| What is being asked |
Transcribe all the records with complete accuracy.

(Saved entries)
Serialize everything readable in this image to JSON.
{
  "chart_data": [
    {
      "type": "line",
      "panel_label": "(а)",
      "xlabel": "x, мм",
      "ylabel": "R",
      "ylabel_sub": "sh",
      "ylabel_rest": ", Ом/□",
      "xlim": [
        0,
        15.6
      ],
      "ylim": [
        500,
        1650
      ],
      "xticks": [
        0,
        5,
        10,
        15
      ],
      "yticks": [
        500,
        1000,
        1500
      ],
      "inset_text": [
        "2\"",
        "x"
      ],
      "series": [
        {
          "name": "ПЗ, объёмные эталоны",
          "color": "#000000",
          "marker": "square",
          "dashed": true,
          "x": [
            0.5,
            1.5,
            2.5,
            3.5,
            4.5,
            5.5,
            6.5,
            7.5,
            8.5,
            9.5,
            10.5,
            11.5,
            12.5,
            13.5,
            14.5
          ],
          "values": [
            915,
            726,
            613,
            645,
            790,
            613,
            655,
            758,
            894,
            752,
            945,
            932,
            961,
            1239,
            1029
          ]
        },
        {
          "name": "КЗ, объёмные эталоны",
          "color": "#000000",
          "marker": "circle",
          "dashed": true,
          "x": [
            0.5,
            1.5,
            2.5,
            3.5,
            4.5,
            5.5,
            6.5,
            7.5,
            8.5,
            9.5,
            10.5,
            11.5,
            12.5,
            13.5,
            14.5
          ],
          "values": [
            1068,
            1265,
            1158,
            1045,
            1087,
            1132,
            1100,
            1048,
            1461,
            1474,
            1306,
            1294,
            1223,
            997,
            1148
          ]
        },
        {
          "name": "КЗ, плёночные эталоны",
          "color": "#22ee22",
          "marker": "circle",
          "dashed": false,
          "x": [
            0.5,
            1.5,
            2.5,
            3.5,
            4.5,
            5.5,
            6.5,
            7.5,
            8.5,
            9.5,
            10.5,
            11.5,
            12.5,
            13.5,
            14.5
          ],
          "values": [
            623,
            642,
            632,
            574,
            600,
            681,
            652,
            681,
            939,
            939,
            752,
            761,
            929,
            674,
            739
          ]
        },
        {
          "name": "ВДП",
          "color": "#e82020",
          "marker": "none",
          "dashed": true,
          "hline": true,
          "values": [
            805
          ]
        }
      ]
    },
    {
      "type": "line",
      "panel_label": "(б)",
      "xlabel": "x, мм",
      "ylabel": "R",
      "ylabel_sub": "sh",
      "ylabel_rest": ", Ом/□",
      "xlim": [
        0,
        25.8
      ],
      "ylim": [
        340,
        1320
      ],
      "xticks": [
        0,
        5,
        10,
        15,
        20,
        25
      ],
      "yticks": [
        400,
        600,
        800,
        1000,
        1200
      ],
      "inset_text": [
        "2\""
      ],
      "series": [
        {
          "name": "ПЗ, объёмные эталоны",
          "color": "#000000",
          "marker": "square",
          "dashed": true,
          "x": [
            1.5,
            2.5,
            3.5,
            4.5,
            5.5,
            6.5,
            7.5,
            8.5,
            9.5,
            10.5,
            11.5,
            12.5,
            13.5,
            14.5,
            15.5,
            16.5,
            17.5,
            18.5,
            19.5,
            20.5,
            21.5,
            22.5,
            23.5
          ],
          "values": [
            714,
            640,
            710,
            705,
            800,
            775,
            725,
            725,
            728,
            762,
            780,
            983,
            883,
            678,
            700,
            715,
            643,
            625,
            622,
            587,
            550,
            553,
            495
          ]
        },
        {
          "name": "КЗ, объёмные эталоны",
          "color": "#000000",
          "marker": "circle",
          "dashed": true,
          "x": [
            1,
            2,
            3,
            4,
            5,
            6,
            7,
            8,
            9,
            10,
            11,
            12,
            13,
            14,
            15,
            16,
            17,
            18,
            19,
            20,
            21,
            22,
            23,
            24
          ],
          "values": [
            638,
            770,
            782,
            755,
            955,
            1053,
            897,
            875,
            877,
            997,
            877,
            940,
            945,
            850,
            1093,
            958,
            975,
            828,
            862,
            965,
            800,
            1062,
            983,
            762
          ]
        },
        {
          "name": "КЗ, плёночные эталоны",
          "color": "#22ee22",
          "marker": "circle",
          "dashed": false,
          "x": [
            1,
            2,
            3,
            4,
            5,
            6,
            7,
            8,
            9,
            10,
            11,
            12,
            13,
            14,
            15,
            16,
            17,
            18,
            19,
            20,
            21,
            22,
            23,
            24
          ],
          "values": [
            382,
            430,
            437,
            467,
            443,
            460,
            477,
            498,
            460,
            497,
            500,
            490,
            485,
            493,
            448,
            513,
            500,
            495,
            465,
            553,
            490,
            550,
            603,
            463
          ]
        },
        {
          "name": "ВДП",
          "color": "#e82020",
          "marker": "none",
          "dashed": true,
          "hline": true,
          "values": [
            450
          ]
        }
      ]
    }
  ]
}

| Correct response |
Serialize everything readable in this image to JSON.
{
  "chart_data": [
    {
      "type": "line",
      "panel_label": "(а)",
      "xlabel": "x, мм",
      "ylabel": "R",
      "ylabel_sub": "sh",
      "ylabel_rest": ", Ом/□",
      "xlim": [
        0,
        15.6
      ],
      "ylim": [
        500,
        1650
      ],
      "xticks": [
        0,
        5,
        10,
        15
      ],
      "yticks": [
        500,
        1000,
        1500
      ],
      "inset_text": [
        "2\"",
        "x"
      ],
      "series": [
        {
          "name": "ПЗ, объёмные эталоны",
          "color": "#000000",
          "marker": "square",
          "dashed": true,
          "x": [
            0.5,
            1.5,
            2.5,
            3.5,
            4.5,
            5.5,
            6.5,
            7.5,
            8.5,
            9.5,
            10.5,
            11.5,
            12.5,
            13.5,
            14.5
          ],
          "values": [
            915,
            726,
            613,
            645,
            790,
            613,
            655,
            758,
            894,
            752,
            945,
            932,
            961,
            1239,
            1029
          ]
        },
        {
          "name": "КЗ, объёмные эталоны",
          "color": "#000000",
          "marker": "circle",
          "dashed": true,
          "x": [
            0.5,
            1.5,
            2.5,
            3.5,
            4.5,
            5.5,
            6.5,
            7.5,
            8.5,
            9.5,
            10.5,
            11.5,
            12.5,
            13.5,
            14.5
          ],
          "values": [
            1068,
            1265,
            1158,
            1045,
            1087,
            1132,
            1100,
            1048,
            1461,
            1474,
            1306,
            1294,
            1223,
            997,
            1148
          ]
        },
        {
          "name": "КЗ, плёночные эталоны",
          "color": "#22ee22",
          "marker": "circle",
          "dashed": false,
          "x": [
            0.5,
            1.5,
            2.5,
            3.5,
            4.5,
            5.5,
            6.5,
            7.5,
            8.5,
            9.5,
            10.5,
            11.5,
            12.5,
            13.5,
            14.5
          ],
          "values": [
            623,
            642,
            632,
            574,
            600,
            681,
            652,
            681,
            939,
            939,
            752,
            761,
            929,
            674,
            739
          ]
        },
        {
          "name": "ВДП",
          "color": "#e82020",
          "marker": "none",
          "dashed": true,
          "hline": true,
          "values": [
            805
          ]
        }
      ]
    },
    {
      "type": "line",
      "panel_label": "(б)",
      "xlabel": "x, мм",
      "ylabel": "R",
      "ylabel_sub": "sh",
      "ylabel_rest": ", Ом/□",
      "xlim": [
        0,
        25.8
      ],
      "ylim": [
        340,
        1320
      ],
      "xticks": [
        0,
        5,
        10,
        15,
        20,
        25
      ],
      "yticks": [
        400,
        600,
        800,
        1000,
        1200
      ],
      "inset_text": [
        "2\""
      ],
      "series": [
        {
          "name": "ПЗ, объёмные эталоны",
          "color": "#000000",
          "marker": "square",
          "dashed": true,
          "x": [
            1.5,
            2.5,
            3.5,
            4.5,
            5.5,
            6.5,
            7.5,
            8.5,
            9.5,
            10.5,
            11.5,
            12.5,
            13.5,
            14.5,
            15.5,
            16.5,
            17.5,
            18.5,
            19.5,
            20.5,
            21.5,
            22.5,
            23.5
          ],
          "values": [
            714,
            640,
            710,
            705,
            800,
            775,
            725,
            725,
            728,
            762,
            780,
            983,
            883,
            678,
            700,
            715,
            643,
            625,
            622,
            587,
            550,
            553,
            495
          ]
        },
        {
          "name": "КЗ, объёмные эталоны",
          "color": "#000000",
          "marker": "circle",
          "dashed": true,
          "x": [
            1,
            2,
            3,
            4,
            5,
            6,
            7,
            8,
            9,
            10,
            11,
            12,
            13,
            14,
            15,
            16,
            17,
            18,
            19,
            20,
            21,
            22,
            23,
            24
          ],
          "values": [
            638,
            770,
            782,
            755,
            955,
            1053,
            897,
            875,
            877,
            997,
            877,
            940,
            945,
            850,
            1093,
            958,
            975,
            828,
            862,
            965,
            800,
            1062,
            983,
            762
          ]
        },
        {
          "name": "КЗ, плёночные эталоны",
          "color": "#22ee22",
          "marker": "circle",
          "dashed": false,
          "x": [
            1,
            2,
            3,
            4,
            5,
            6,
            7,
            8,
            9,
            10,
            11,
            12,
            13,
            14,
            15,
            16,
            17,
            18,
            19,
            20,
            21,
            22,
            23,
            24
          ],
          "values": [
            382,
            430,
            437,
            467,
            443,
            460,
            477,
            498,
            460,
            497,
            500,
            490,
            485,
            493,
            448,
            513,
            500,
            495,
            465,
            553,
            490,
            550,
            603,
            463
          ]
        },
        {
          "name": "ВДП",
          "color": "#e82020",
          "marker": "none",
          "dashed": true,
          "hline": true,
          "values": [
            450
          ]
        }
      ]
    }
  ]
}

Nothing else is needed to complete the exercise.